• [Stored data]:
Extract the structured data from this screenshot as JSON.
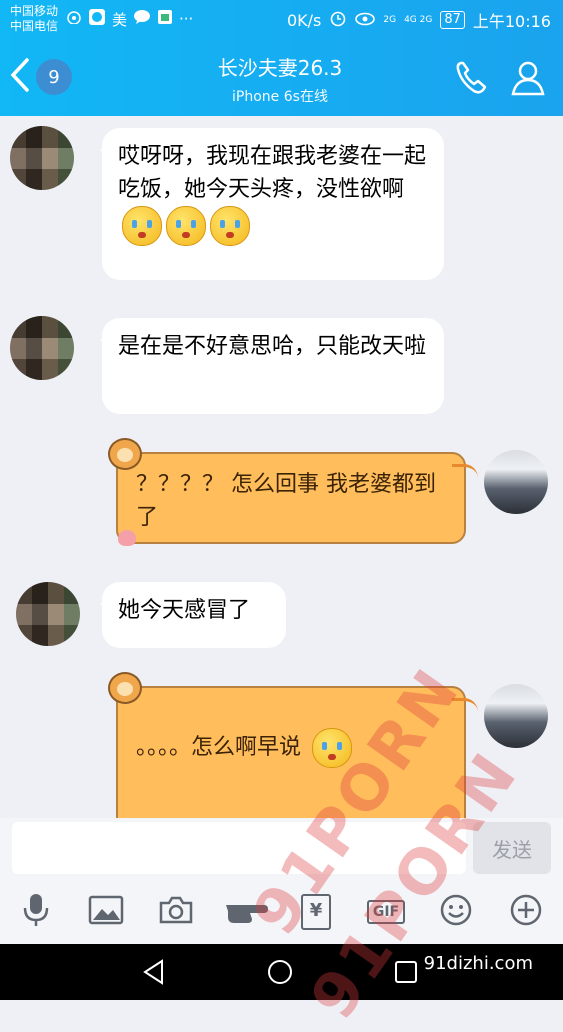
{
  "status_bar": {
    "carrier1": "中国移动",
    "carrier2": "中国电信",
    "app_badge": "美",
    "more": "···",
    "net_speed": "0K/s",
    "signal1": "2G",
    "signal2": "4G 2G",
    "battery": "87",
    "time": "上午10:16"
  },
  "header": {
    "unread_count": "9",
    "title": "长沙夫妻26.3",
    "subtitle": "iPhone 6s在线"
  },
  "messages": [
    {
      "side": "left",
      "text": "哎呀呀，我现在跟我老婆在一起吃饭，她今天头疼，没性欲啊",
      "emoji_count": 3
    },
    {
      "side": "left",
      "text": "是在是不好意思哈，只能改天啦"
    },
    {
      "side": "right",
      "text": "？？？？ 怎么回事 我老婆都到了"
    },
    {
      "side": "left",
      "text": "她今天感冒了"
    },
    {
      "side": "right",
      "text": "。。。。怎么啊早说"
    }
  ],
  "input": {
    "placeholder": "",
    "send_label": "发送"
  },
  "toolbar": {
    "gif_label": "GIF",
    "yen_label": "¥"
  },
  "watermarks": {
    "text1": "91PORN",
    "text2": "91PORN",
    "site": "91dizhi.com"
  },
  "colors": {
    "header_blue": "#12b7f5",
    "bubble_yellow": "#ffbd5c"
  }
}
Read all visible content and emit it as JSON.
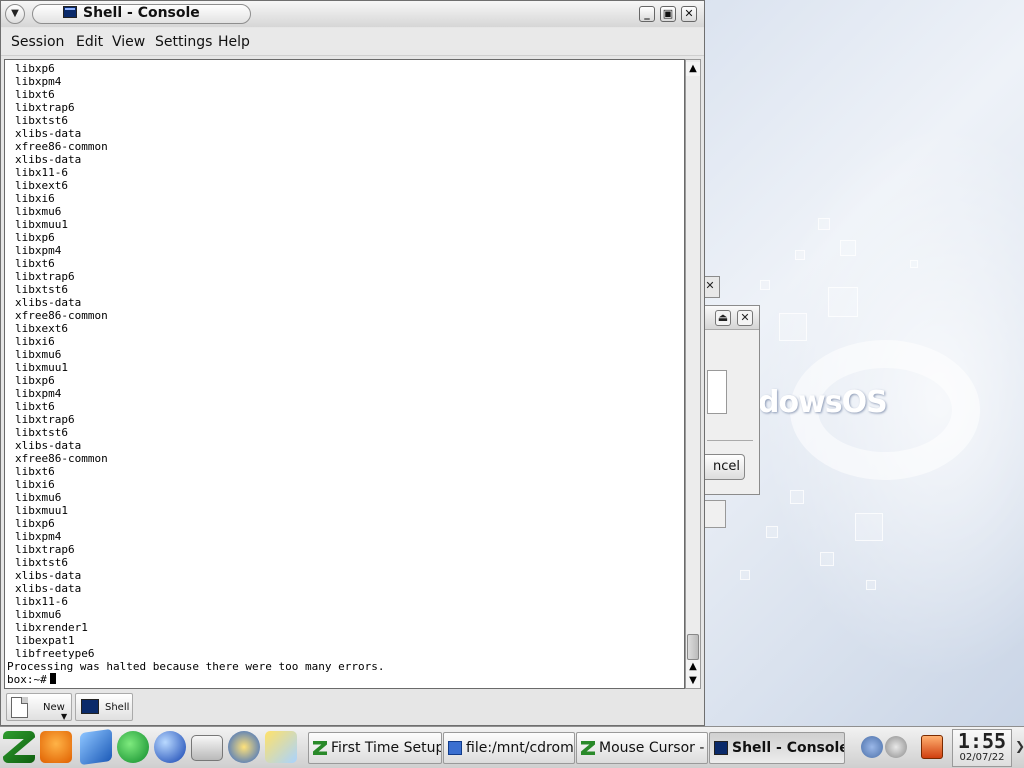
{
  "window": {
    "title": "Shell - Console",
    "menu": [
      "Session",
      "Edit",
      "View",
      "Settings",
      "Help"
    ]
  },
  "terminal": {
    "lines": [
      "libxp6",
      "libxpm4",
      "libxt6",
      "libxtrap6",
      "libxtst6",
      "xlibs-data",
      "xfree86-common",
      "xlibs-data",
      "libx11-6",
      "libxext6",
      "libxi6",
      "libxmu6",
      "libxmuu1",
      "libxp6",
      "libxpm4",
      "libxt6",
      "libxtrap6",
      "libxtst6",
      "xlibs-data",
      "xfree86-common",
      "libxext6",
      "libxi6",
      "libxmu6",
      "libxmuu1",
      "libxp6",
      "libxpm4",
      "libxt6",
      "libxtrap6",
      "libxtst6",
      "xlibs-data",
      "xfree86-common",
      "libxt6",
      "libxi6",
      "libxmu6",
      "libxmuu1",
      "libxp6",
      "libxpm4",
      "libxtrap6",
      "libxtst6",
      "xlibs-data",
      "xlibs-data",
      "libx11-6",
      "libxmu6",
      "libxrender1",
      "libexpat1",
      "libfreetype6"
    ],
    "error_message": "Processing was halted because there were too many errors.",
    "prompt": "box:~#"
  },
  "session_tabs": {
    "new_label": "New",
    "shell_label": "Shell"
  },
  "background_dialog": {
    "cancel_label": "ncel"
  },
  "desktop": {
    "brand_text": "dowsOS"
  },
  "taskbar": {
    "tasks": [
      {
        "label": "First Time Setup",
        "icon": "setup-icon"
      },
      {
        "label": "file:/mnt/cdrom1",
        "icon": "folder-icon"
      },
      {
        "label": "Mouse Cursor -",
        "icon": "setup-icon"
      },
      {
        "label": "Shell - Console",
        "icon": "terminal-icon"
      }
    ],
    "clock_time": "1:55",
    "clock_date": "02/07/22"
  },
  "colors": {
    "terminal_bg": "#ffffff",
    "terminal_fg": "#000000",
    "chrome": "#e6e6e6"
  }
}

• [What to produce]: Output the records above exactly as they are, leaving out the pictures.

• [Exercise response]:
Extract the structured data from this screenshot as JSON.
{
  "status_bar": {
    "carrier1": "中国移动",
    "carrier2": "中国电信",
    "app_badge": "美",
    "more": "···",
    "net_speed": "0K/s",
    "signal1": "2G",
    "signal2": "4G 2G",
    "battery": "87",
    "time": "上午10:16"
  },
  "header": {
    "unread_count": "9",
    "title": "长沙夫妻26.3",
    "subtitle": "iPhone 6s在线"
  },
  "messages": [
    {
      "side": "left",
      "text": "哎呀呀，我现在跟我老婆在一起吃饭，她今天头疼，没性欲啊",
      "emoji_count": 3
    },
    {
      "side": "left",
      "text": "是在是不好意思哈，只能改天啦"
    },
    {
      "side": "right",
      "text": "？？？？ 怎么回事 我老婆都到了"
    },
    {
      "side": "left",
      "text": "她今天感冒了"
    },
    {
      "side": "right",
      "text": "。。。。怎么啊早说"
    }
  ],
  "input": {
    "placeholder": "",
    "send_label": "发送"
  },
  "toolbar": {
    "gif_label": "GIF",
    "yen_label": "¥"
  },
  "watermarks": {
    "text1": "91PORN",
    "text2": "91PORN",
    "site": "91dizhi.com"
  },
  "colors": {
    "header_blue": "#12b7f5",
    "bubble_yellow": "#ffbd5c"
  }
}
Read all visible content and emit it as JSON.
{
  "window": {
    "title": "Shell - Console",
    "menu": [
      "Session",
      "Edit",
      "View",
      "Settings",
      "Help"
    ]
  },
  "terminal": {
    "lines": [
      "libxp6",
      "libxpm4",
      "libxt6",
      "libxtrap6",
      "libxtst6",
      "xlibs-data",
      "xfree86-common",
      "xlibs-data",
      "libx11-6",
      "libxext6",
      "libxi6",
      "libxmu6",
      "libxmuu1",
      "libxp6",
      "libxpm4",
      "libxt6",
      "libxtrap6",
      "libxtst6",
      "xlibs-data",
      "xfree86-common",
      "libxext6",
      "libxi6",
      "libxmu6",
      "libxmuu1",
      "libxp6",
      "libxpm4",
      "libxt6",
      "libxtrap6",
      "libxtst6",
      "xlibs-data",
      "xfree86-common",
      "libxt6",
      "libxi6",
      "libxmu6",
      "libxmuu1",
      "libxp6",
      "libxpm4",
      "libxtrap6",
      "libxtst6",
      "xlibs-data",
      "xlibs-data",
      "libx11-6",
      "libxmu6",
      "libxrender1",
      "libexpat1",
      "libfreetype6"
    ],
    "error_message": "Processing was halted because there were too many errors.",
    "prompt": "box:~#"
  },
  "session_tabs": {
    "new_label": "New",
    "shell_label": "Shell"
  },
  "background_dialog": {
    "cancel_label": "ncel"
  },
  "desktop": {
    "brand_text": "dowsOS"
  },
  "taskbar": {
    "tasks": [
      {
        "label": "First Time Setup",
        "icon": "setup-icon"
      },
      {
        "label": "file:/mnt/cdrom1",
        "icon": "folder-icon"
      },
      {
        "label": "Mouse Cursor -",
        "icon": "setup-icon"
      },
      {
        "label": "Shell - Console",
        "icon": "terminal-icon"
      }
    ],
    "clock_time": "1:55",
    "clock_date": "02/07/22"
  },
  "colors": {
    "terminal_bg": "#ffffff",
    "terminal_fg": "#000000",
    "chrome": "#e6e6e6"
  }
}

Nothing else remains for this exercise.